* _Brief_
Pictures stay out of the copy; set down each line of the listing below exactly.

* _Dataset excerpts_
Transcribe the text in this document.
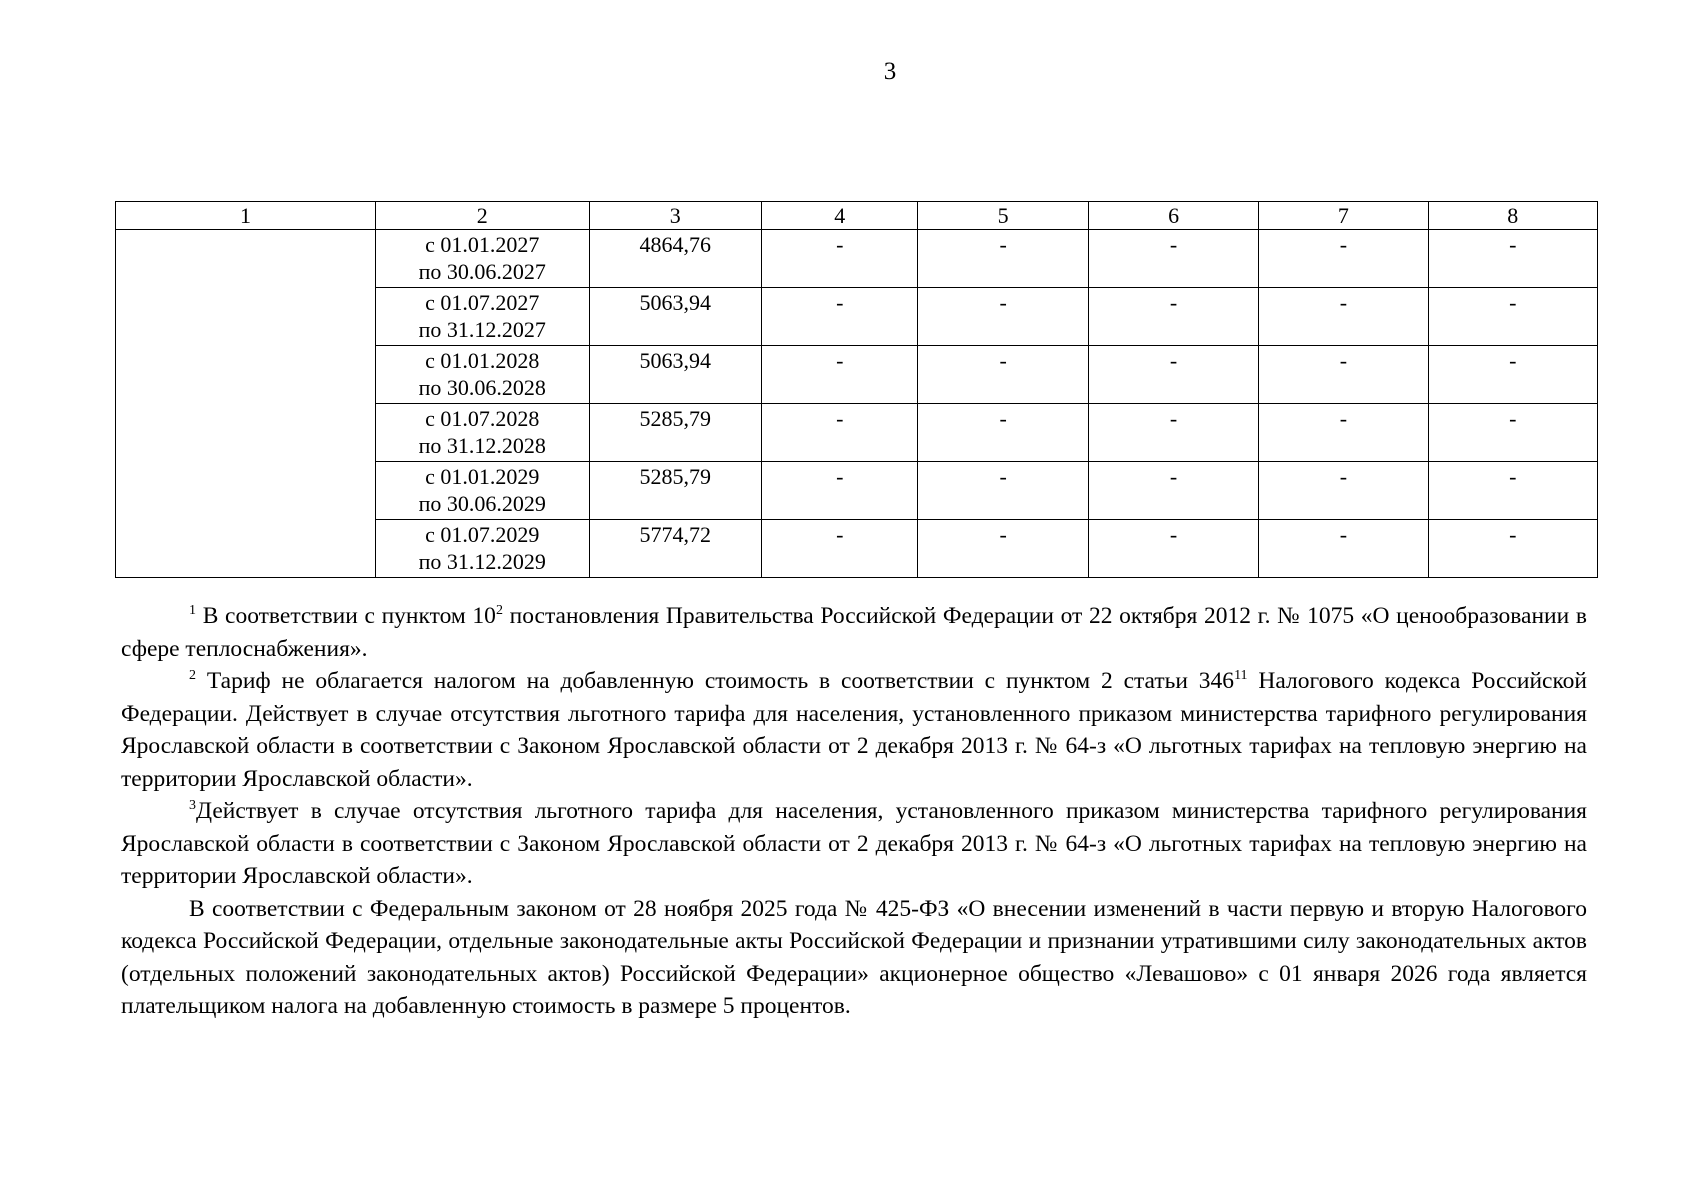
3
1	2	3	4	5	6	7	8

	с 01.01.2027
по 30.06.2027	4864,76	-	-	-	-	-

	с 01.07.2027
по 31.12.2027	5063,94	-	-	-	-	-

	с 01.01.2028
по 30.06.2028	5063,94	-	-	-	-	-

	с 01.07.2028
по 31.12.2028	5285,79	-	-	-	-	-

	с 01.01.2029
по 30.06.2029	5285,79	-	-	-	-	-

	с 01.07.2029
по 31.12.2029	5774,72	-	-	-	-	-

$^1$ В соответствии с пунктом $10^2$ постановления Правительства Российской Федерации от 22 октября 2012 г. № 1075 «О ценообразовании в сфере теплоснабжения».

$^2$ Тариф не облагается налогом на добавленную стоимость в соответствии с пунктом 2 статьи $346^{11}$ Налогового кодекса Российской Федерации. Действует в случае отсутствия льготного тарифа для населения, установленного приказом министерства тарифного регулирования Ярославской области в соответствии с Законом Ярославской области от 2 декабря 2013 г. № 64-з «О льготных тарифах на тепловую энергию на территории Ярославской области».

$^3$Действует в случае отсутствия льготного тарифа для населения, установленного приказом министерства тарифного регулирования Ярославской области в соответствии с Законом Ярославской области от 2 декабря 2013 г. № 64-з «О льготных тарифах на тепловую энергию на территории Ярославской области».

В соответствии с Федеральным законом от 28 ноября 2025 года № 425-ФЗ «О внесении изменений в части первую и вторую Налогового кодекса Российской Федерации, отдельные законодательные акты Российской Федерации и признании утратившими силу законодательных актов (отдельных положений законодательных актов) Российской Федерации» акционерное общество «Левашово» с 01 января 2026 года является плательщиком налога на добавленную стоимость в размере 5 процентов.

* _Correct answer_
Transcribe the text in this document.
3
1	2	3	4	5	6	7	8

	с 01.01.2027
по 30.06.2027	4864,76	-	-	-	-	-

	с 01.07.2027
по 31.12.2027	5063,94	-	-	-	-	-

	с 01.01.2028
по 30.06.2028	5063,94	-	-	-	-	-

	с 01.07.2028
по 31.12.2028	5285,79	-	-	-	-	-

	с 01.01.2029
по 30.06.2029	5285,79	-	-	-	-	-

	с 01.07.2029
по 31.12.2029	5774,72	-	-	-	-	-

$^1$ В соответствии с пунктом $10^2$ постановления Правительства Российской Федерации от 22 октября 2012 г. № 1075 «О ценообразовании в сфере теплоснабжения».

$^2$ Тариф не облагается налогом на добавленную стоимость в соответствии с пунктом 2 статьи $346^{11}$ Налогового кодекса Российской Федерации. Действует в случае отсутствия льготного тарифа для населения, установленного приказом министерства тарифного регулирования Ярославской области в соответствии с Законом Ярославской области от 2 декабря 2013 г. № 64-з «О льготных тарифах на тепловую энергию на территории Ярославской области».

$^3$Действует в случае отсутствия льготного тарифа для населения, установленного приказом министерства тарифного регулирования Ярославской области в соответствии с Законом Ярославской области от 2 декабря 2013 г. № 64-з «О льготных тарифах на тепловую энергию на территории Ярославской области».

В соответствии с Федеральным законом от 28 ноября 2025 года № 425-ФЗ «О внесении изменений в части первую и вторую Налогового кодекса Российской Федерации, отдельные законодательные акты Российской Федерации и признании утратившими силу законодательных актов (отдельных положений законодательных актов) Российской Федерации» акционерное общество «Левашово» с 01 января 2026 года является плательщиком налога на добавленную стоимость в размере 5 процентов.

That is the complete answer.